__Objective__
Would you return all of this data exactly, leaving nothing out?

[Entries taken from a collection]
= = =

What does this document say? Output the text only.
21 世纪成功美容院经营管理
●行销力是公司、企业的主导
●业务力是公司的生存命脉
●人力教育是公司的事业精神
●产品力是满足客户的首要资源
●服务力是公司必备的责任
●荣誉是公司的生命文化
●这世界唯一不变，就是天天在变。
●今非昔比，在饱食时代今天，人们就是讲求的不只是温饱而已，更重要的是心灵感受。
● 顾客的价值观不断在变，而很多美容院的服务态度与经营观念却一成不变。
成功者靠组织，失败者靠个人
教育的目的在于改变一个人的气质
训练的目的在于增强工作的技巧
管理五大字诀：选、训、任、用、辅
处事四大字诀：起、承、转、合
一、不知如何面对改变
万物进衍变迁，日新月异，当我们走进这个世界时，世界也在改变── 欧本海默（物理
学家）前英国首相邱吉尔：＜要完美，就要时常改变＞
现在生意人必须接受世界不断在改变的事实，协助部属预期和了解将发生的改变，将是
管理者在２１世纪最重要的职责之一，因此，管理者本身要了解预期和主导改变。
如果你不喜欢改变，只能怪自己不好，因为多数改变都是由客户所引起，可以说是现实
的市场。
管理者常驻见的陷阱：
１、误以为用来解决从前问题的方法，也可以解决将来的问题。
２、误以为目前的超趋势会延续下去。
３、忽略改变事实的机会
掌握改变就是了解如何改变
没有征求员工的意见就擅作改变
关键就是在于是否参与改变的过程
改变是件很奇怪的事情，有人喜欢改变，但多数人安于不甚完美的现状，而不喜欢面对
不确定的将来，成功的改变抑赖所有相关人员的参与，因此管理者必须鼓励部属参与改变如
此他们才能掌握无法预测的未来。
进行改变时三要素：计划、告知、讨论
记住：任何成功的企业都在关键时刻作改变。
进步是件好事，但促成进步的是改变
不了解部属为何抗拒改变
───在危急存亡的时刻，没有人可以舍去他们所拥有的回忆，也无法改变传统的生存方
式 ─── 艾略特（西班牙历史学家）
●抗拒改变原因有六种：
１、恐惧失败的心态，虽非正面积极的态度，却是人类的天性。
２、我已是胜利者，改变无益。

= = =

__Result for this task__
What does this document say? Output the text only.
21 世纪成功美容院经营管理
●行销力是公司、企业的主导
●业务力是公司的生存命脉
●人力教育是公司的事业精神
●产品力是满足客户的首要资源
●服务力是公司必备的责任
●荣誉是公司的生命文化
●这世界唯一不变，就是天天在变。
●今非昔比，在饱食时代今天，人们就是讲求的不只是温饱而已，更重要的是心灵感受。
● 顾客的价值观不断在变，而很多美容院的服务态度与经营观念却一成不变。
成功者靠组织，失败者靠个人
教育的目的在于改变一个人的气质
训练的目的在于增强工作的技巧
管理五大字诀：选、训、任、用、辅
处事四大字诀：起、承、转、合
一、不知如何面对改变
万物进衍变迁，日新月异，当我们走进这个世界时，世界也在改变── 欧本海默（物理
学家）前英国首相邱吉尔：＜要完美，就要时常改变＞
现在生意人必须接受世界不断在改变的事实，协助部属预期和了解将发生的改变，将是
管理者在２１世纪最重要的职责之一，因此，管理者本身要了解预期和主导改变。
如果你不喜欢改变，只能怪自己不好，因为多数改变都是由客户所引起，可以说是现实
的市场。
管理者常驻见的陷阱：
１、误以为用来解决从前问题的方法，也可以解决将来的问题。
２、误以为目前的超趋势会延续下去。
３、忽略改变事实的机会
掌握改变就是了解如何改变
没有征求员工的意见就擅作改变
关键就是在于是否参与改变的过程
改变是件很奇怪的事情，有人喜欢改变，但多数人安于不甚完美的现状，而不喜欢面对
不确定的将来，成功的改变抑赖所有相关人员的参与，因此管理者必须鼓励部属参与改变如
此他们才能掌握无法预测的未来。
进行改变时三要素：计划、告知、讨论
记住：任何成功的企业都在关键时刻作改变。
进步是件好事，但促成进步的是改变
不了解部属为何抗拒改变
───在危急存亡的时刻，没有人可以舍去他们所拥有的回忆，也无法改变传统的生存方
式 ─── 艾略特（西班牙历史学家）
●抗拒改变原因有六种：
１、恐惧失败的心态，虽非正面积极的态度，却是人类的天性。
２、我已是胜利者，改变无益。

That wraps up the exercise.